◆ Task: Without the pictures, can you quote each line below exactly?

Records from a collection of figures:
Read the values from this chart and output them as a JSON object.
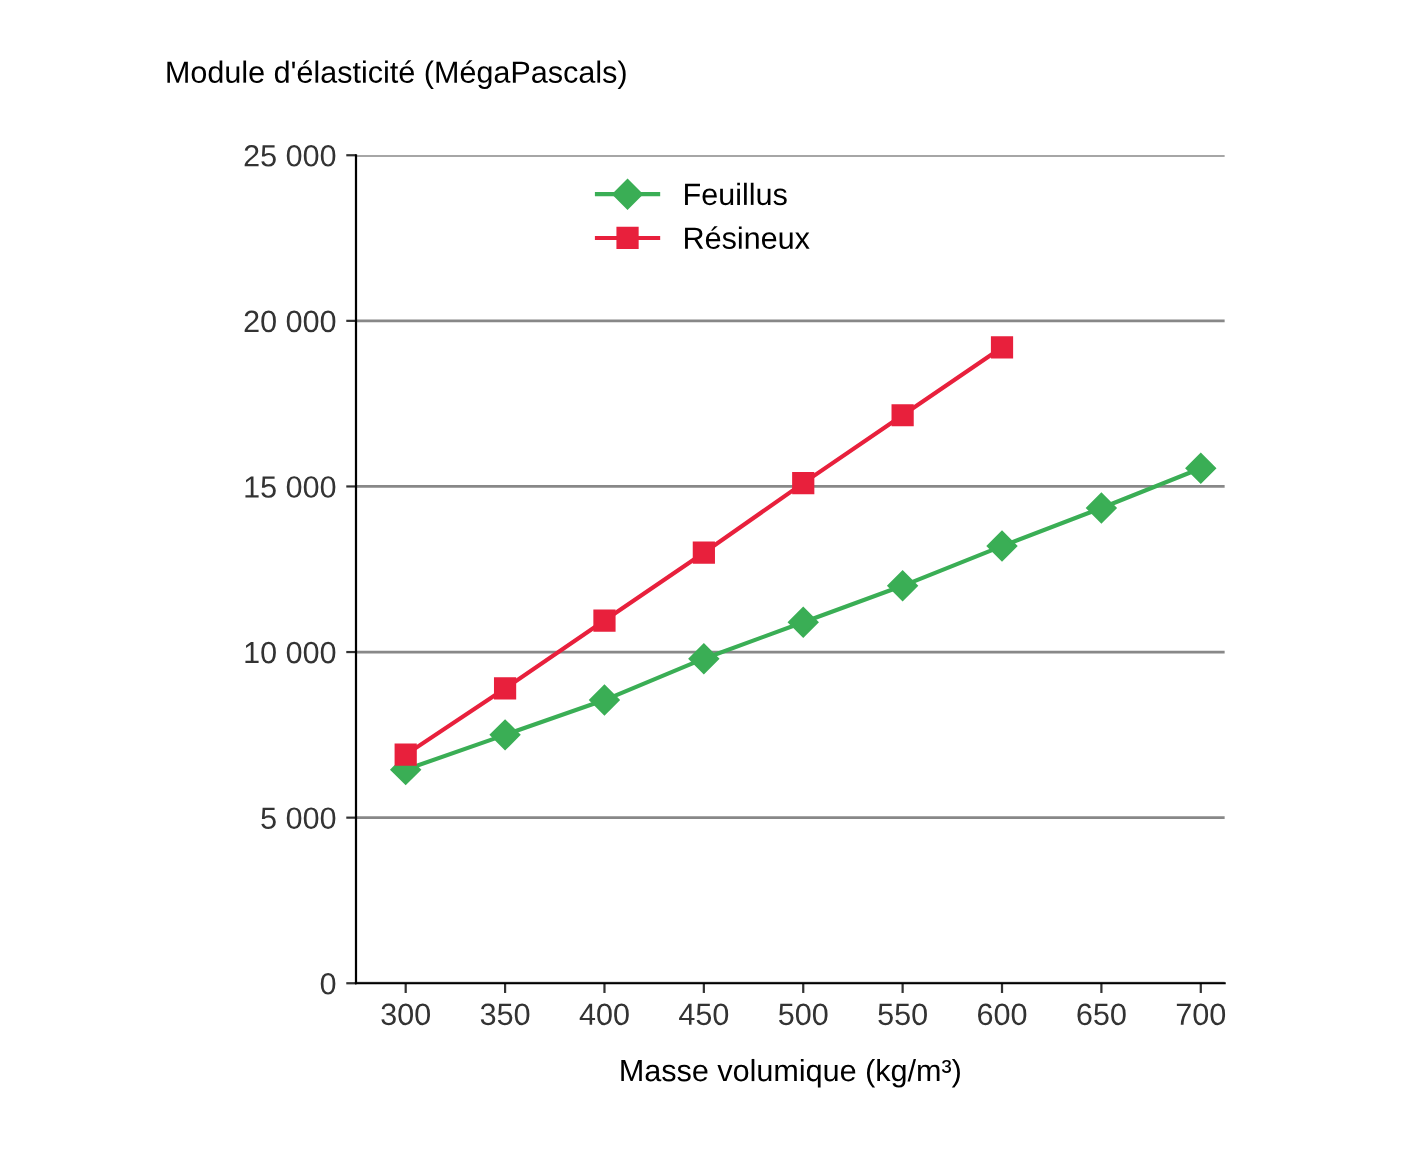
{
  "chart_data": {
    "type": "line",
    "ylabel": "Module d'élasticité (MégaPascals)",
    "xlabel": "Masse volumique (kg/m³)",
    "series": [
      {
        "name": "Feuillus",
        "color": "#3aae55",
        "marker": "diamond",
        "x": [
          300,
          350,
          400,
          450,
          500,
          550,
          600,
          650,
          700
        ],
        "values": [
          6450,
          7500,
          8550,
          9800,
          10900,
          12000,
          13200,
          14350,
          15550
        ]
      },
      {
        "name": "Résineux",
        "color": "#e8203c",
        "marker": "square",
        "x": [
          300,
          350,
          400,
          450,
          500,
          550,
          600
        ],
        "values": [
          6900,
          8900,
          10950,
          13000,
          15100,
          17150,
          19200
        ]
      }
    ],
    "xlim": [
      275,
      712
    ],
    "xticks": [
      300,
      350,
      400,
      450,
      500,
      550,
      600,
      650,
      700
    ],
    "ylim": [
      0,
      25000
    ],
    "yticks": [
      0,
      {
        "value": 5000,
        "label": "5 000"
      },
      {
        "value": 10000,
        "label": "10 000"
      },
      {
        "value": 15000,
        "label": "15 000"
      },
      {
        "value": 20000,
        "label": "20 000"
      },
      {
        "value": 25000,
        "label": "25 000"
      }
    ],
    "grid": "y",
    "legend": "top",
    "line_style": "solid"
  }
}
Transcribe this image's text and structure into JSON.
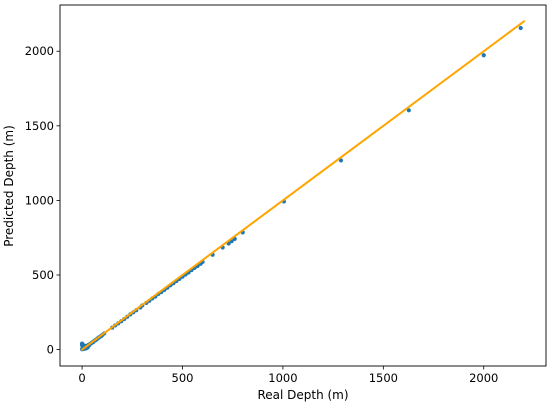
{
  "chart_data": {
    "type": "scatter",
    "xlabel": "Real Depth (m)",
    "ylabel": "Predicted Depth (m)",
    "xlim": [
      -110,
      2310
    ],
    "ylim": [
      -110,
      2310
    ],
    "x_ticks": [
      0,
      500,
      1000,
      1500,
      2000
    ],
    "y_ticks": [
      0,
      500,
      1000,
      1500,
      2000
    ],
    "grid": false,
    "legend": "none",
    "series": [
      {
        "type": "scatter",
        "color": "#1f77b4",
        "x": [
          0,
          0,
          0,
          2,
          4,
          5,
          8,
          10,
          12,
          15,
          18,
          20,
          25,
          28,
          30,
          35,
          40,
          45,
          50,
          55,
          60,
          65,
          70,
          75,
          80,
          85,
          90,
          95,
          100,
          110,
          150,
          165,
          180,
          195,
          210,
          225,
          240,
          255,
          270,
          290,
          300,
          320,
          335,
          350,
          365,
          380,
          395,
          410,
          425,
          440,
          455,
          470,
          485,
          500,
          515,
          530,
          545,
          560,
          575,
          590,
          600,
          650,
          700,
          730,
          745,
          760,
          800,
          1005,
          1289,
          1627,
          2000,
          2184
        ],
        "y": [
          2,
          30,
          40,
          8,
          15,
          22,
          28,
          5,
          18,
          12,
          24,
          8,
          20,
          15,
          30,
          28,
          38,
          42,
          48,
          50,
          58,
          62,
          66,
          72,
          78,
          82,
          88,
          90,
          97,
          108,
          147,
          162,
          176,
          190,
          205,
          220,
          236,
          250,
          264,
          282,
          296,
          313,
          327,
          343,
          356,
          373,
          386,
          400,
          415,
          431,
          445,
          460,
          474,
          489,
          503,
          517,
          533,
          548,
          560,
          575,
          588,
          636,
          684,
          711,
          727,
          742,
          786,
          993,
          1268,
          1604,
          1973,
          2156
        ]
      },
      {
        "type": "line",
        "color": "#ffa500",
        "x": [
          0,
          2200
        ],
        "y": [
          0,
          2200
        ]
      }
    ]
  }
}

◆ Reply:
Read the values from this chart and output them as a JSON object.
{
  "chart_data": {
    "type": "line",
    "ylabel": "Module d'élasticité (MégaPascals)",
    "xlabel": "Masse volumique (kg/m³)",
    "series": [
      {
        "name": "Feuillus",
        "color": "#3aae55",
        "marker": "diamond",
        "x": [
          300,
          350,
          400,
          450,
          500,
          550,
          600,
          650,
          700
        ],
        "values": [
          6450,
          7500,
          8550,
          9800,
          10900,
          12000,
          13200,
          14350,
          15550
        ]
      },
      {
        "name": "Résineux",
        "color": "#e8203c",
        "marker": "square",
        "x": [
          300,
          350,
          400,
          450,
          500,
          550,
          600
        ],
        "values": [
          6900,
          8900,
          10950,
          13000,
          15100,
          17150,
          19200
        ]
      }
    ],
    "xlim": [
      275,
      712
    ],
    "xticks": [
      300,
      350,
      400,
      450,
      500,
      550,
      600,
      650,
      700
    ],
    "ylim": [
      0,
      25000
    ],
    "yticks": [
      0,
      {
        "value": 5000,
        "label": "5 000"
      },
      {
        "value": 10000,
        "label": "10 000"
      },
      {
        "value": 15000,
        "label": "15 000"
      },
      {
        "value": 20000,
        "label": "20 000"
      },
      {
        "value": 25000,
        "label": "25 000"
      }
    ],
    "grid": "y",
    "legend": "top",
    "line_style": "solid"
  }
}
Transcribe this image's text and structure into JSON.
{
  "chart_data": {
    "type": "scatter",
    "xlabel": "Real Depth (m)",
    "ylabel": "Predicted Depth (m)",
    "xlim": [
      -110,
      2310
    ],
    "ylim": [
      -110,
      2310
    ],
    "x_ticks": [
      0,
      500,
      1000,
      1500,
      2000
    ],
    "y_ticks": [
      0,
      500,
      1000,
      1500,
      2000
    ],
    "grid": false,
    "legend": "none",
    "series": [
      {
        "type": "scatter",
        "color": "#1f77b4",
        "x": [
          0,
          0,
          0,
          2,
          4,
          5,
          8,
          10,
          12,
          15,
          18,
          20,
          25,
          28,
          30,
          35,
          40,
          45,
          50,
          55,
          60,
          65,
          70,
          75,
          80,
          85,
          90,
          95,
          100,
          110,
          150,
          165,
          180,
          195,
          210,
          225,
          240,
          255,
          270,
          290,
          300,
          320,
          335,
          350,
          365,
          380,
          395,
          410,
          425,
          440,
          455,
          470,
          485,
          500,
          515,
          530,
          545,
          560,
          575,
          590,
          600,
          650,
          700,
          730,
          745,
          760,
          800,
          1005,
          1289,
          1627,
          2000,
          2184
        ],
        "y": [
          2,
          30,
          40,
          8,
          15,
          22,
          28,
          5,
          18,
          12,
          24,
          8,
          20,
          15,
          30,
          28,
          38,
          42,
          48,
          50,
          58,
          62,
          66,
          72,
          78,
          82,
          88,
          90,
          97,
          108,
          147,
          162,
          176,
          190,
          205,
          220,
          236,
          250,
          264,
          282,
          296,
          313,
          327,
          343,
          356,
          373,
          386,
          400,
          415,
          431,
          445,
          460,
          474,
          489,
          503,
          517,
          533,
          548,
          560,
          575,
          588,
          636,
          684,
          711,
          727,
          742,
          786,
          993,
          1268,
          1604,
          1973,
          2156
        ]
      },
      {
        "type": "line",
        "color": "#ffa500",
        "x": [
          0,
          2200
        ],
        "y": [
          0,
          2200
        ]
      }
    ]
  }
}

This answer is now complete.